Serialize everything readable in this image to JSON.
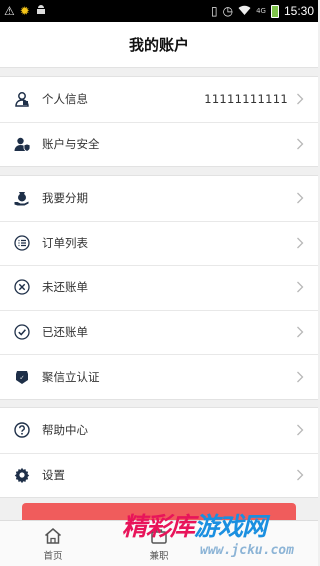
{
  "status_bar": {
    "time": "15:30",
    "left_icons": [
      "warning-icon",
      "sun-icon",
      "android-icon"
    ],
    "right_icons": [
      "vibrate-icon",
      "alarm-icon",
      "wifi-icon",
      "signal-icon",
      "battery-icon"
    ],
    "signal_text": "4G"
  },
  "header": {
    "title": "我的账户"
  },
  "group1": {
    "items": [
      {
        "label": "个人信息",
        "value": "11111111111",
        "icon": "user-icon"
      },
      {
        "label": "账户与安全",
        "icon": "user-shield-icon"
      }
    ]
  },
  "group2": {
    "items": [
      {
        "label": "我要分期",
        "icon": "hand-money-icon"
      },
      {
        "label": "订单列表",
        "icon": "list-icon"
      },
      {
        "label": "未还账单",
        "icon": "close-circle-icon"
      },
      {
        "label": "已还账单",
        "icon": "check-circle-icon"
      },
      {
        "label": "聚信立认证",
        "icon": "badge-icon"
      }
    ]
  },
  "group3": {
    "items": [
      {
        "label": "帮助中心",
        "icon": "help-icon"
      },
      {
        "label": "设置",
        "icon": "gear-icon"
      }
    ]
  },
  "bottom_nav": {
    "items": [
      {
        "label": "首页",
        "icon": "home-icon"
      },
      {
        "label": "兼职",
        "icon": "job-icon"
      }
    ]
  },
  "watermark": {
    "text_a": "精彩库",
    "text_b": "游戏网",
    "url": "www.jcku.com"
  },
  "colors": {
    "icon": "#1e2f48",
    "accent_red": "#f05c5c",
    "background": "#f0f0f0"
  }
}
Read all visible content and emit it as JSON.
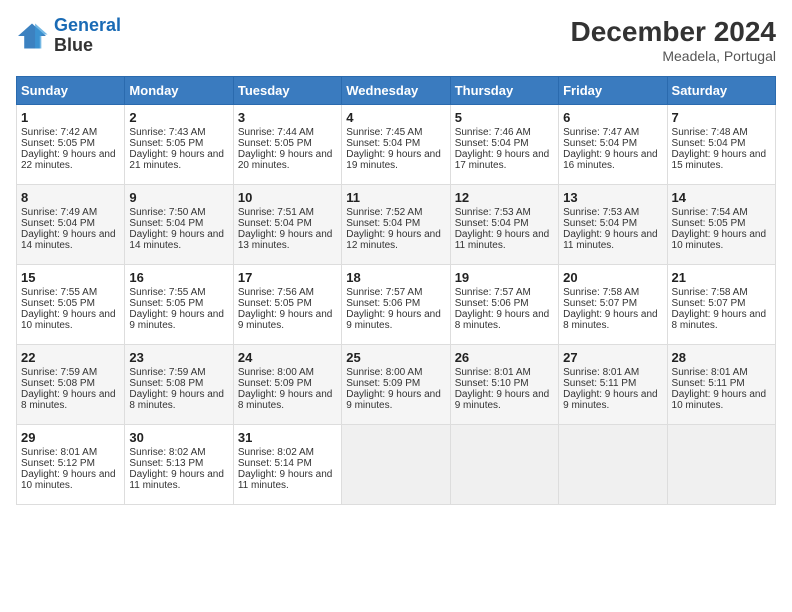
{
  "header": {
    "logo_line1": "General",
    "logo_line2": "Blue",
    "month": "December 2024",
    "location": "Meadela, Portugal"
  },
  "days_of_week": [
    "Sunday",
    "Monday",
    "Tuesday",
    "Wednesday",
    "Thursday",
    "Friday",
    "Saturday"
  ],
  "weeks": [
    [
      {
        "day": "1",
        "sunrise": "7:42 AM",
        "sunset": "5:05 PM",
        "daylight": "9 hours and 22 minutes."
      },
      {
        "day": "2",
        "sunrise": "7:43 AM",
        "sunset": "5:05 PM",
        "daylight": "9 hours and 21 minutes."
      },
      {
        "day": "3",
        "sunrise": "7:44 AM",
        "sunset": "5:05 PM",
        "daylight": "9 hours and 20 minutes."
      },
      {
        "day": "4",
        "sunrise": "7:45 AM",
        "sunset": "5:04 PM",
        "daylight": "9 hours and 19 minutes."
      },
      {
        "day": "5",
        "sunrise": "7:46 AM",
        "sunset": "5:04 PM",
        "daylight": "9 hours and 17 minutes."
      },
      {
        "day": "6",
        "sunrise": "7:47 AM",
        "sunset": "5:04 PM",
        "daylight": "9 hours and 16 minutes."
      },
      {
        "day": "7",
        "sunrise": "7:48 AM",
        "sunset": "5:04 PM",
        "daylight": "9 hours and 15 minutes."
      }
    ],
    [
      {
        "day": "8",
        "sunrise": "7:49 AM",
        "sunset": "5:04 PM",
        "daylight": "9 hours and 14 minutes."
      },
      {
        "day": "9",
        "sunrise": "7:50 AM",
        "sunset": "5:04 PM",
        "daylight": "9 hours and 14 minutes."
      },
      {
        "day": "10",
        "sunrise": "7:51 AM",
        "sunset": "5:04 PM",
        "daylight": "9 hours and 13 minutes."
      },
      {
        "day": "11",
        "sunrise": "7:52 AM",
        "sunset": "5:04 PM",
        "daylight": "9 hours and 12 minutes."
      },
      {
        "day": "12",
        "sunrise": "7:53 AM",
        "sunset": "5:04 PM",
        "daylight": "9 hours and 11 minutes."
      },
      {
        "day": "13",
        "sunrise": "7:53 AM",
        "sunset": "5:04 PM",
        "daylight": "9 hours and 11 minutes."
      },
      {
        "day": "14",
        "sunrise": "7:54 AM",
        "sunset": "5:05 PM",
        "daylight": "9 hours and 10 minutes."
      }
    ],
    [
      {
        "day": "15",
        "sunrise": "7:55 AM",
        "sunset": "5:05 PM",
        "daylight": "9 hours and 10 minutes."
      },
      {
        "day": "16",
        "sunrise": "7:55 AM",
        "sunset": "5:05 PM",
        "daylight": "9 hours and 9 minutes."
      },
      {
        "day": "17",
        "sunrise": "7:56 AM",
        "sunset": "5:05 PM",
        "daylight": "9 hours and 9 minutes."
      },
      {
        "day": "18",
        "sunrise": "7:57 AM",
        "sunset": "5:06 PM",
        "daylight": "9 hours and 9 minutes."
      },
      {
        "day": "19",
        "sunrise": "7:57 AM",
        "sunset": "5:06 PM",
        "daylight": "9 hours and 8 minutes."
      },
      {
        "day": "20",
        "sunrise": "7:58 AM",
        "sunset": "5:07 PM",
        "daylight": "9 hours and 8 minutes."
      },
      {
        "day": "21",
        "sunrise": "7:58 AM",
        "sunset": "5:07 PM",
        "daylight": "9 hours and 8 minutes."
      }
    ],
    [
      {
        "day": "22",
        "sunrise": "7:59 AM",
        "sunset": "5:08 PM",
        "daylight": "9 hours and 8 minutes."
      },
      {
        "day": "23",
        "sunrise": "7:59 AM",
        "sunset": "5:08 PM",
        "daylight": "9 hours and 8 minutes."
      },
      {
        "day": "24",
        "sunrise": "8:00 AM",
        "sunset": "5:09 PM",
        "daylight": "9 hours and 8 minutes."
      },
      {
        "day": "25",
        "sunrise": "8:00 AM",
        "sunset": "5:09 PM",
        "daylight": "9 hours and 9 minutes."
      },
      {
        "day": "26",
        "sunrise": "8:01 AM",
        "sunset": "5:10 PM",
        "daylight": "9 hours and 9 minutes."
      },
      {
        "day": "27",
        "sunrise": "8:01 AM",
        "sunset": "5:11 PM",
        "daylight": "9 hours and 9 minutes."
      },
      {
        "day": "28",
        "sunrise": "8:01 AM",
        "sunset": "5:11 PM",
        "daylight": "9 hours and 10 minutes."
      }
    ],
    [
      {
        "day": "29",
        "sunrise": "8:01 AM",
        "sunset": "5:12 PM",
        "daylight": "9 hours and 10 minutes."
      },
      {
        "day": "30",
        "sunrise": "8:02 AM",
        "sunset": "5:13 PM",
        "daylight": "9 hours and 11 minutes."
      },
      {
        "day": "31",
        "sunrise": "8:02 AM",
        "sunset": "5:14 PM",
        "daylight": "9 hours and 11 minutes."
      },
      null,
      null,
      null,
      null
    ]
  ]
}
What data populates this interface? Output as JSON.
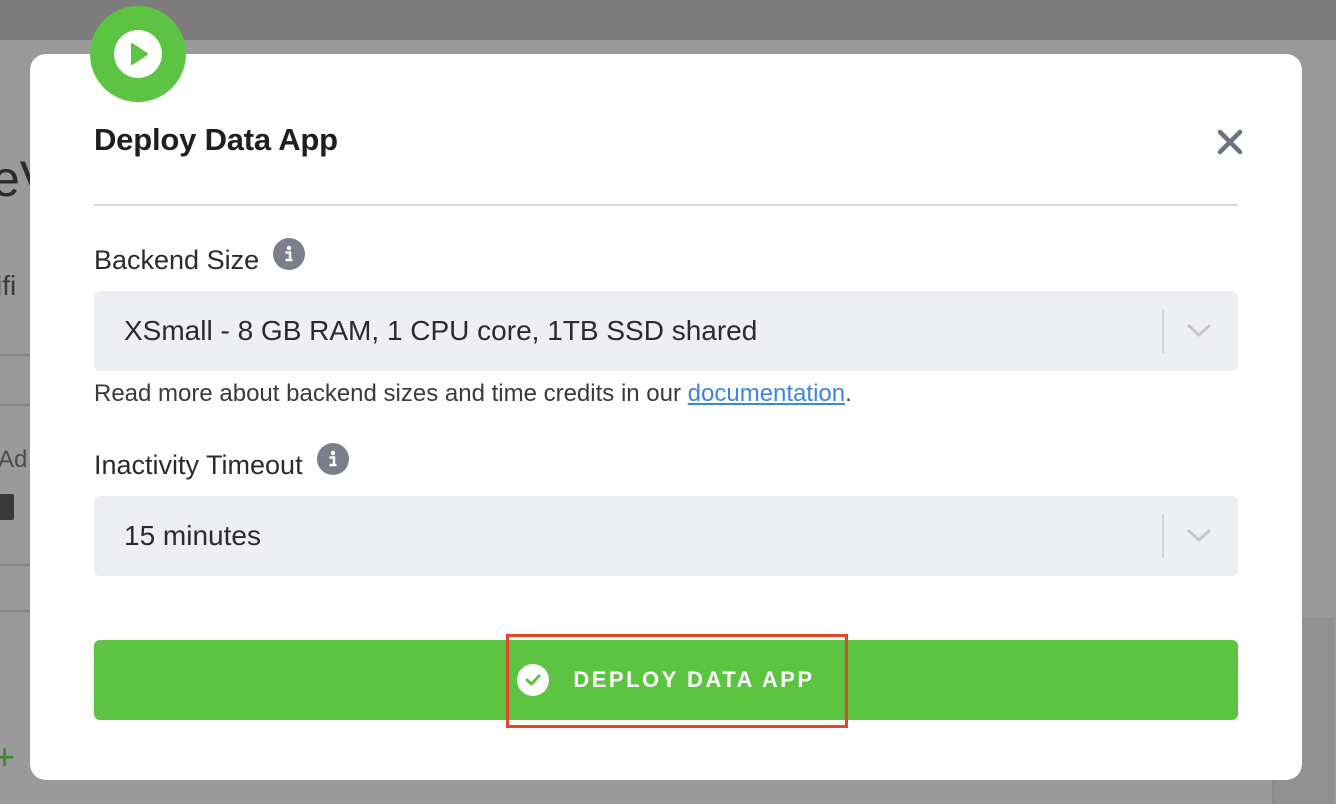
{
  "background": {
    "fragments": {
      "heading": "eV",
      "subheading": "ifi",
      "row_text": "Ad",
      "plus": "+"
    }
  },
  "modal": {
    "title": "Deploy Data App",
    "badge_icon": "play-icon",
    "close_icon": "close-icon",
    "backend_size": {
      "label": "Backend Size",
      "info_icon": "info-icon",
      "selected": "XSmall - 8 GB RAM, 1 CPU core, 1TB SSD shared",
      "chevron_icon": "chevron-down-icon"
    },
    "help": {
      "prefix": "Read more about backend sizes and time credits in our ",
      "link": "documentation",
      "suffix": "."
    },
    "inactivity_timeout": {
      "label": "Inactivity Timeout",
      "info_icon": "info-icon",
      "selected": "15 minutes",
      "chevron_icon": "chevron-down-icon"
    },
    "deploy_button": {
      "label": "DEPLOY DATA APP",
      "icon": "check-circle-icon"
    }
  },
  "colors": {
    "accent_green": "#5dc343",
    "link_blue": "#3d86de",
    "highlight_red": "#e2462a",
    "modal_bg": "#ffffff",
    "select_bg": "#eeeff2"
  }
}
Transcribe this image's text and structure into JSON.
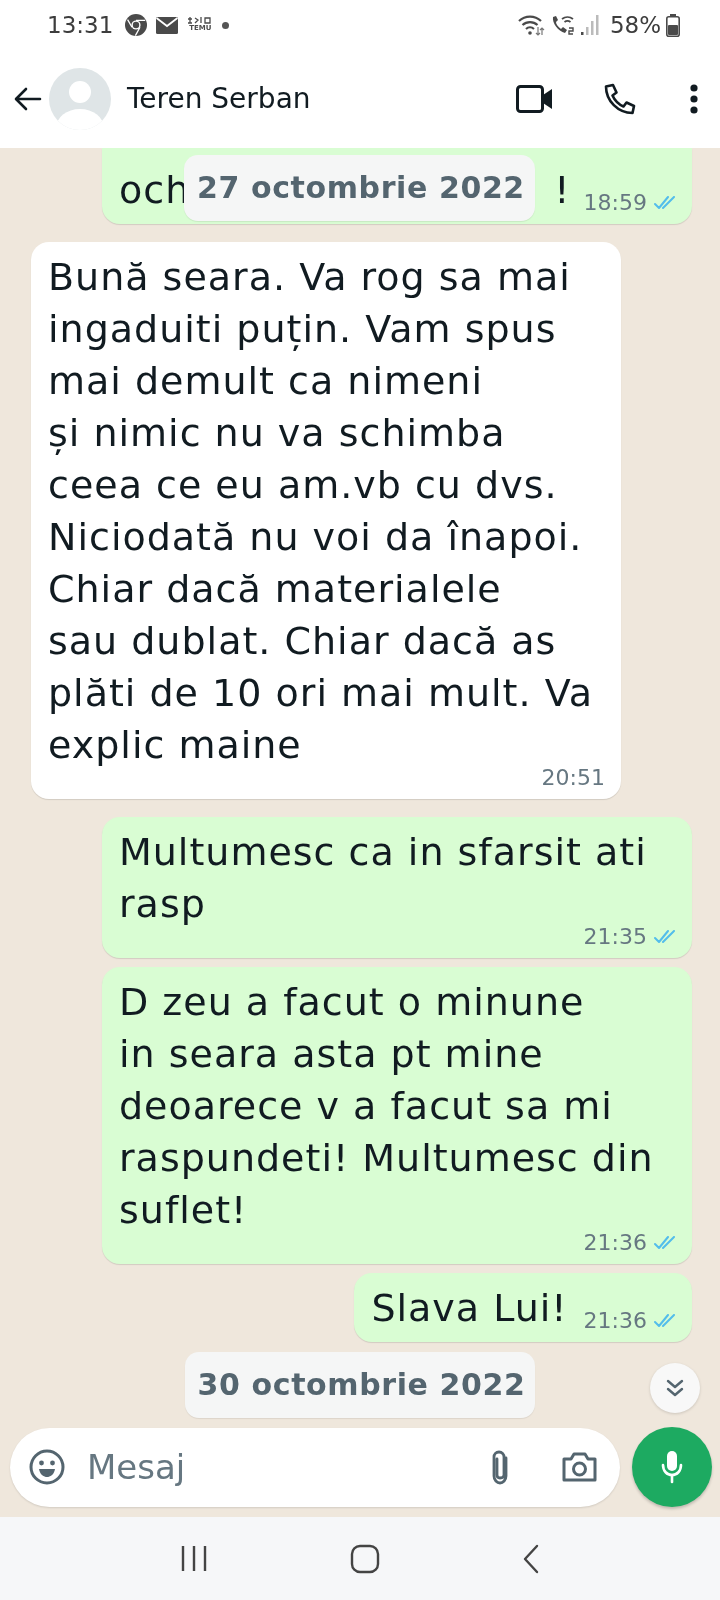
{
  "status_bar": {
    "time": "13:31",
    "app_badge_text": "TEMU",
    "battery": "58%"
  },
  "header": {
    "contact_name": "Teren Serban"
  },
  "sticky_date": "27 octombrie 2022",
  "messages": [
    {
      "kind": "message",
      "outgoing": true,
      "fragments": [
        "och",
        "!"
      ],
      "time": "18:59",
      "read": true
    },
    {
      "kind": "message",
      "outgoing": false,
      "text": "Bună seara. Va rog sa mai ingaduiti puțin. Vam spus mai demult ca nimeni\nși nimic nu va schimba\nceea ce eu am.vb cu dvs. Niciodată nu voi da înapoi. Chiar dacă materialele\nsau dublat. Chiar dacă as plăti de 10 ori mai mult. Va explic maine",
      "time": "20:51"
    },
    {
      "kind": "message",
      "outgoing": true,
      "text": "Multumesc ca in sfarsit ati rasp",
      "time": "21:35",
      "read": true
    },
    {
      "kind": "message",
      "outgoing": true,
      "text": "D zeu a facut o minune\nin seara asta pt mine\ndeoarece v a facut sa mi raspundeti! Multumesc din suflet!",
      "time": "21:36",
      "read": true
    },
    {
      "kind": "message",
      "outgoing": true,
      "text": "Slava Lui!",
      "time": "21:36",
      "read": true
    },
    {
      "kind": "date",
      "label": "30 octombrie 2022"
    }
  ],
  "composer": {
    "placeholder": "Mesaj"
  }
}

........

■ **GOAL**
In the entries above, how many lines hold the word "check"? State the number and nothing else.

■ **FINAL ANSWER**
2